● **SET PROBLEM**:
Tally the lines with the word "JSON" and report the number alone.

* BEGIN INFORMATION PROVIDED *

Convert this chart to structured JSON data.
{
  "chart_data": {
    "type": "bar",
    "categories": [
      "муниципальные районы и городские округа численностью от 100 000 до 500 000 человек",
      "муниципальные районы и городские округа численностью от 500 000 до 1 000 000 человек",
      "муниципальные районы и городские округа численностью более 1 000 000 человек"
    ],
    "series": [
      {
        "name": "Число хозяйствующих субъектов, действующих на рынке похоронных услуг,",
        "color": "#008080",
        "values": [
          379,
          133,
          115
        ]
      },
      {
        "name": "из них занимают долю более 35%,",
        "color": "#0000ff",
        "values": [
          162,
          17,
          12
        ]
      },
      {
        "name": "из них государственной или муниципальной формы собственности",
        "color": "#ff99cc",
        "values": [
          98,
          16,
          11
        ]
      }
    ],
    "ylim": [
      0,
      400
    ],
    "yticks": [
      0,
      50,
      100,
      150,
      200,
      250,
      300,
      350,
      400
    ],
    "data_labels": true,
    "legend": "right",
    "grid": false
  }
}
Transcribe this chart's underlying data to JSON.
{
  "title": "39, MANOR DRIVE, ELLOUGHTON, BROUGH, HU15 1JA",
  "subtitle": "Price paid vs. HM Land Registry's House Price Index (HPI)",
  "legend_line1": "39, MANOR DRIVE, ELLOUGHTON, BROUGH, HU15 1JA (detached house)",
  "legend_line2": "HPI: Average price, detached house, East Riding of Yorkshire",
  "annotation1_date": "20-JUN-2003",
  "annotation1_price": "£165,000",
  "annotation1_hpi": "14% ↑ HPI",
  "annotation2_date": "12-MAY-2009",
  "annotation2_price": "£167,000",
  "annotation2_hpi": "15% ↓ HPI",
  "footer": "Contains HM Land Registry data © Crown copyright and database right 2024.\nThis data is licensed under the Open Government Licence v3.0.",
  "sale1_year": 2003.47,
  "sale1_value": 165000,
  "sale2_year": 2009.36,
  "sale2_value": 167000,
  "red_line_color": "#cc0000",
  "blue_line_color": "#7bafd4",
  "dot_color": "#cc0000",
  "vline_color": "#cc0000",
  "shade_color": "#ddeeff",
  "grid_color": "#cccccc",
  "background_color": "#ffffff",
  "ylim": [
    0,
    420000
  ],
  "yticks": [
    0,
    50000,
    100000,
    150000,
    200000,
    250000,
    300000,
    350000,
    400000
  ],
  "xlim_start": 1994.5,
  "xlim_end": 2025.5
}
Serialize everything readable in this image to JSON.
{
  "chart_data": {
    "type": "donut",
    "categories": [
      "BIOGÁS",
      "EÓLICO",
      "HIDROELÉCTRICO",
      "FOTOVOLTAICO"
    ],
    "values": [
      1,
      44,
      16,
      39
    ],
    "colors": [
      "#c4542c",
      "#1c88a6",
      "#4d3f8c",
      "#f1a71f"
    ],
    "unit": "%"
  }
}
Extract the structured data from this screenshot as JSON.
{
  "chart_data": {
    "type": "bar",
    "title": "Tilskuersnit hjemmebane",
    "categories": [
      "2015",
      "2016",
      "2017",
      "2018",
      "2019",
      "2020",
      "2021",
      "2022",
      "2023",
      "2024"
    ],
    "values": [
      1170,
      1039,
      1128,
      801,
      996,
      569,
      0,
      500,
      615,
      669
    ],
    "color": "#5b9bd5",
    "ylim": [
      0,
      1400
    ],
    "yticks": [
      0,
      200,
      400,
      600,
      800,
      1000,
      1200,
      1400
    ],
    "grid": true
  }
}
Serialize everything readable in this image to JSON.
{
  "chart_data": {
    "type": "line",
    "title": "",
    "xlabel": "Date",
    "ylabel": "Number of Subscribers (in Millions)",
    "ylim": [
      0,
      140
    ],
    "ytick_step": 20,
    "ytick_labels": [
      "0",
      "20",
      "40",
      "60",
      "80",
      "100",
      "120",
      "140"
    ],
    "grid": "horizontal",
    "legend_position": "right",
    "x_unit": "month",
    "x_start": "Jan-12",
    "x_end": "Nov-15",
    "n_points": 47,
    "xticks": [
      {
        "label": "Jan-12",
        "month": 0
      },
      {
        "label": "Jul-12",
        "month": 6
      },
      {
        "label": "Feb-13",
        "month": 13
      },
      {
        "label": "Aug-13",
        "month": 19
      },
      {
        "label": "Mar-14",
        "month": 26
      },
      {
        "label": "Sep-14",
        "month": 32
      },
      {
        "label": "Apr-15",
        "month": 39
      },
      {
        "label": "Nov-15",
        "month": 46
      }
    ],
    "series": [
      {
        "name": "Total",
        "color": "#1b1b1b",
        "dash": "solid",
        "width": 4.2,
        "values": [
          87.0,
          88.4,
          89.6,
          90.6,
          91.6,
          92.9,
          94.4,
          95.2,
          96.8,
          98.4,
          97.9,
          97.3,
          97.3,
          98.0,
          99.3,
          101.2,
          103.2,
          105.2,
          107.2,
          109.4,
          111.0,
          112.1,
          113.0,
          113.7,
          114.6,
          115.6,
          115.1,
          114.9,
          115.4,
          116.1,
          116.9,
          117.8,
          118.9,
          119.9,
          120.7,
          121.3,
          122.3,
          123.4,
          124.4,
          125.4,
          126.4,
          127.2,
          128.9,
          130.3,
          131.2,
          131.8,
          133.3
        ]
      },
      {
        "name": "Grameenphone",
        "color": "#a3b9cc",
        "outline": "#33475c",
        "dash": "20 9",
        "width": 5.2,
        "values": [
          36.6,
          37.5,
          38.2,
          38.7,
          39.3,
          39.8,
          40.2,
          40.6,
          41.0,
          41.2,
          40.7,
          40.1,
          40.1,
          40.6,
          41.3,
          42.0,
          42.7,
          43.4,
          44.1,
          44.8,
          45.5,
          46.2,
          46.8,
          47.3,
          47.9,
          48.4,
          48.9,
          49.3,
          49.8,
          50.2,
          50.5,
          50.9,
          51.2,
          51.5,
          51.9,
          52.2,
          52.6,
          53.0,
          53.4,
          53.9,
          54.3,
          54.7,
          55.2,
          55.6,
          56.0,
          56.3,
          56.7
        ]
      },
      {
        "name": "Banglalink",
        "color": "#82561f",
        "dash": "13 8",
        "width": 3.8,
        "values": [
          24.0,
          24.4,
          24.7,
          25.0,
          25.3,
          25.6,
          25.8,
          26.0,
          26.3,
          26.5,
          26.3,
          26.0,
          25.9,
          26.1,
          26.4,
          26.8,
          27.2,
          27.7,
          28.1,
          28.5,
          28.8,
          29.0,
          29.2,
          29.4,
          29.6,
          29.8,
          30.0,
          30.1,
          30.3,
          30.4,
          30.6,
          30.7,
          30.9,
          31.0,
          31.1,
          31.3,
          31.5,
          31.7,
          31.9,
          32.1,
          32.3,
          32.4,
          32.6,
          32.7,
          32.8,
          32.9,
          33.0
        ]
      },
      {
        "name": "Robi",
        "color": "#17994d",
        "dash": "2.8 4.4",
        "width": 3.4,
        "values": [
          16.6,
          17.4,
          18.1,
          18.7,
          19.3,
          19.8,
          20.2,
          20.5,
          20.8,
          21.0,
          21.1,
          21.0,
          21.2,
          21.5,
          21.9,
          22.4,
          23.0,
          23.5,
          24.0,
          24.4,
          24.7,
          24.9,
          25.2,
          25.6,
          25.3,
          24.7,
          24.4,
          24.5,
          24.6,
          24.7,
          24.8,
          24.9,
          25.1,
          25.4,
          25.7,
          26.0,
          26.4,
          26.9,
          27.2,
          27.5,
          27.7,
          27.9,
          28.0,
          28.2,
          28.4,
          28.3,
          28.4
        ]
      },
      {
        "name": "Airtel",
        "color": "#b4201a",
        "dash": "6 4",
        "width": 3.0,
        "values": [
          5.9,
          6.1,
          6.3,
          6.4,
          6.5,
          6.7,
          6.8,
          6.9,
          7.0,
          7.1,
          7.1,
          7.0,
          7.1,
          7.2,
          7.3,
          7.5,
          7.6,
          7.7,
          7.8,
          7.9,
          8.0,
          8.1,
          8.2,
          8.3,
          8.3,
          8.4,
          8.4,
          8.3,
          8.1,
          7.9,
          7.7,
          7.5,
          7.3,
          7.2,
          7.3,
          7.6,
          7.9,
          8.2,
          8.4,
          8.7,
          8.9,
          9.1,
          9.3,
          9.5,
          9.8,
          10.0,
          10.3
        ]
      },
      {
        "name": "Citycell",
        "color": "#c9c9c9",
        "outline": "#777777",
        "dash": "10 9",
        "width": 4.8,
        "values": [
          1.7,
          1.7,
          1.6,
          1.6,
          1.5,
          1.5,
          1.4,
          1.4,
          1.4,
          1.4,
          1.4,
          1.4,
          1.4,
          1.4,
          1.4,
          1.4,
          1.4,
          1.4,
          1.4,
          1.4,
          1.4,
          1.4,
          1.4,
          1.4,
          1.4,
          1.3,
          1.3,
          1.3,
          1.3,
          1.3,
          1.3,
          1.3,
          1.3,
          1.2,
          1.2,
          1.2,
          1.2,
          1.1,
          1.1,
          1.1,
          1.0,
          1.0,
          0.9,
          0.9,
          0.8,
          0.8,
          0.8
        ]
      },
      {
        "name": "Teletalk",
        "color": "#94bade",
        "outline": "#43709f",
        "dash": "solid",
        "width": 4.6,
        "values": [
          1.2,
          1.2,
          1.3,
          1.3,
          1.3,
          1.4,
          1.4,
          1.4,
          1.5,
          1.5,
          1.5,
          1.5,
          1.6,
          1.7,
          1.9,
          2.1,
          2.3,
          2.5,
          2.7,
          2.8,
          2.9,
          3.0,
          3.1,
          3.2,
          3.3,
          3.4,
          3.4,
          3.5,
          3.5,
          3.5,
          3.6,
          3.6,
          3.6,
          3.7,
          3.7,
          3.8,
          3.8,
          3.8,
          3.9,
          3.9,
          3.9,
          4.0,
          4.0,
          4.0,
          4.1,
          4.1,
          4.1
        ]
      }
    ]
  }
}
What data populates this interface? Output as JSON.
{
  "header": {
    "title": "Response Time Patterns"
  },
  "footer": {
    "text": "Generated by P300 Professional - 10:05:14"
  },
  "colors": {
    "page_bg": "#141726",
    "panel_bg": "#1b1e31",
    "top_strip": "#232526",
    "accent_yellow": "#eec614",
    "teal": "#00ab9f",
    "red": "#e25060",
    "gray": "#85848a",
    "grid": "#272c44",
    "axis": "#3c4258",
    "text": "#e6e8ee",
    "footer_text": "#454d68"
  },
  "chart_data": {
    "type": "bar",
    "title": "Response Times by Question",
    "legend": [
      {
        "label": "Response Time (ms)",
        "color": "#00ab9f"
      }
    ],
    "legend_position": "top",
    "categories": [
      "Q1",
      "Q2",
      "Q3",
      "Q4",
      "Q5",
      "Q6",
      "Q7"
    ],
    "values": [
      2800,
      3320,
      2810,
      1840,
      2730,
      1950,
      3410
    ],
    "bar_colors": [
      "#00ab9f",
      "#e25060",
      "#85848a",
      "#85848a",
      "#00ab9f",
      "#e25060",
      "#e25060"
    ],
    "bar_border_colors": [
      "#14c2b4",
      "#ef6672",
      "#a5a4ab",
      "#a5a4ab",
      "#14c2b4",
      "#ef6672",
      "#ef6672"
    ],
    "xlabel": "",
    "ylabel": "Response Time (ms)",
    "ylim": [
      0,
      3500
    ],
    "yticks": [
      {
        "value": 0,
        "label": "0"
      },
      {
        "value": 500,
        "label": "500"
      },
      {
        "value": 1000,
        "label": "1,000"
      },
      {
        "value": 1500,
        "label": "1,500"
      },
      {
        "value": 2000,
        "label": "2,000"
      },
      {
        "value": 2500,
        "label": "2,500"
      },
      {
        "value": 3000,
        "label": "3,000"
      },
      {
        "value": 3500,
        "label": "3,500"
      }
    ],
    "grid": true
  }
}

* END INFORMATION PROVIDED *

● **SOLUTION FOR THIS PROBLEM**:
6